- Stated problem -
Using the material below, copy every line where "frac" appears.

- Data for this exercise -
============
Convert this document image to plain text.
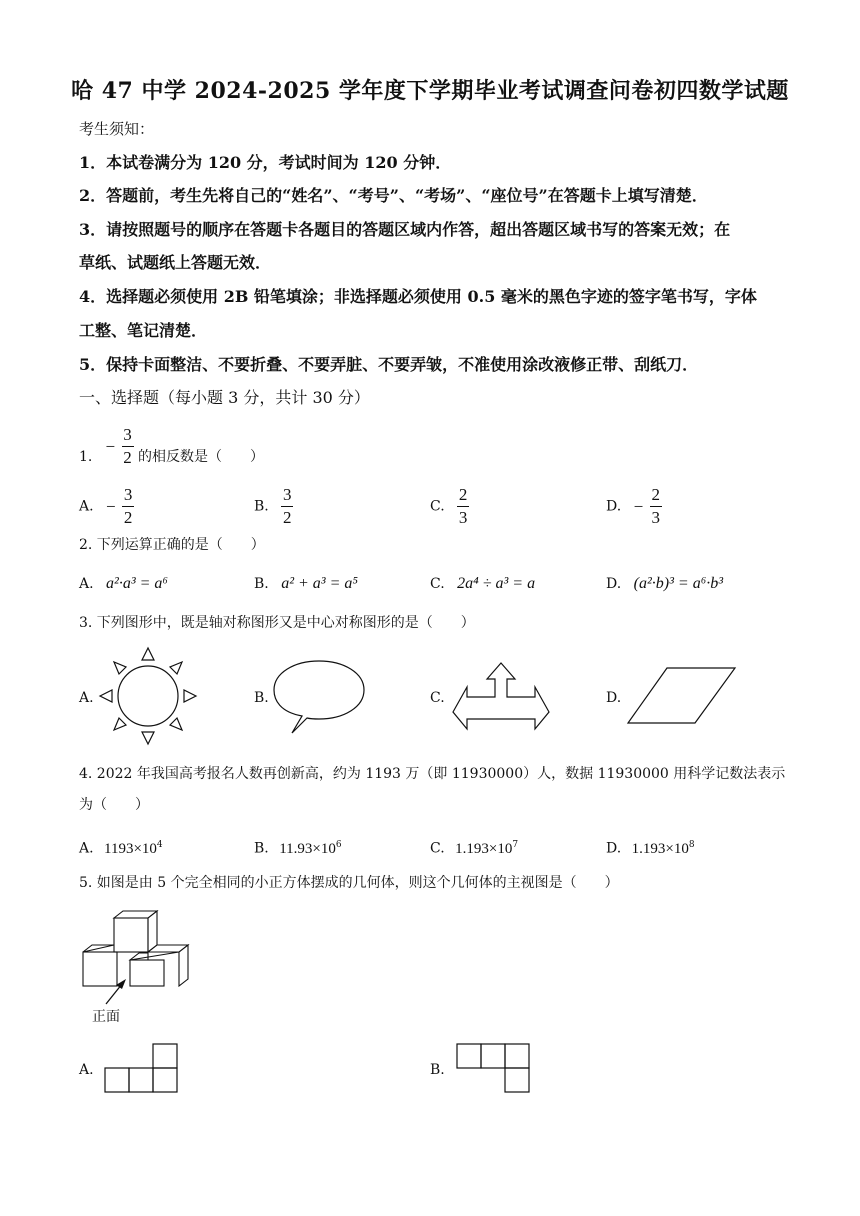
哈 47 中学 2024-2025 学年度下学期毕业考试调查问卷初四数学试题
考生须知：
1．本试卷满分为 120 分，考试时间为 120 分钟．
2．答题前，考生先将自己的“姓名”、“考号”、“考场”、“座位号”在答题卡上填写清楚．
3．请按照题号的顺序在答题卡各题目的答题区域内作答，超出答题区域书写的答案无效；在
草纸、试题纸上答题无效．
4．选择题必须使用 2B 铅笔填涂；非选择题必须使用 0.5 毫米的黑色字迹的签字笔书写，字体
工整、笔记清楚．
5．保持卡面整洁、不要折叠、不要弄脏、不要弄皱，不准使用涂改液修正带、刮纸刀．
一、选择题（每小题 3 分，共计 30 分）
1. − $\frac{3}{2}$ 的相反数是（　　）
A. − $\frac{3}{2}$	B. $\frac{3}{2}$	C. $\frac{2}{3}$	D. − $\frac{2}{3}$
2. 下列运算正确的是（　　）
A. a²·a³ = a⁶	B. a² + a³ = a⁵	C. 2a⁴ ÷ a³ = a	D. (a²·b)³ = a⁶·b³
3. 下列图形中，既是轴对称图形又是中心对称图形的是（　　）
A.	B.	C.	D.
4. 2022 年我国高考报名人数再创新高，约为 1193 万（即 11930000）人，数据 11930000 用科学记数法表示
为（　　）
A. $1193\times 10^4$	B. $11.93\times 10^6$	C. $1.193\times 10^7$	D. $1.193\times 10^8$
5. 如图是由 5 个完全相同的小正方体摆成的几何体，则这个几何体的主视图是（　　）
正面
A.	B.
============
- Written reply -
1. − $\frac{3}{2}$ 的相反数是（　　）
A. − $\frac{3}{2}$	B. $\frac{3}{2}$	C. $\frac{2}{3}$	D. − $\frac{2}{3}$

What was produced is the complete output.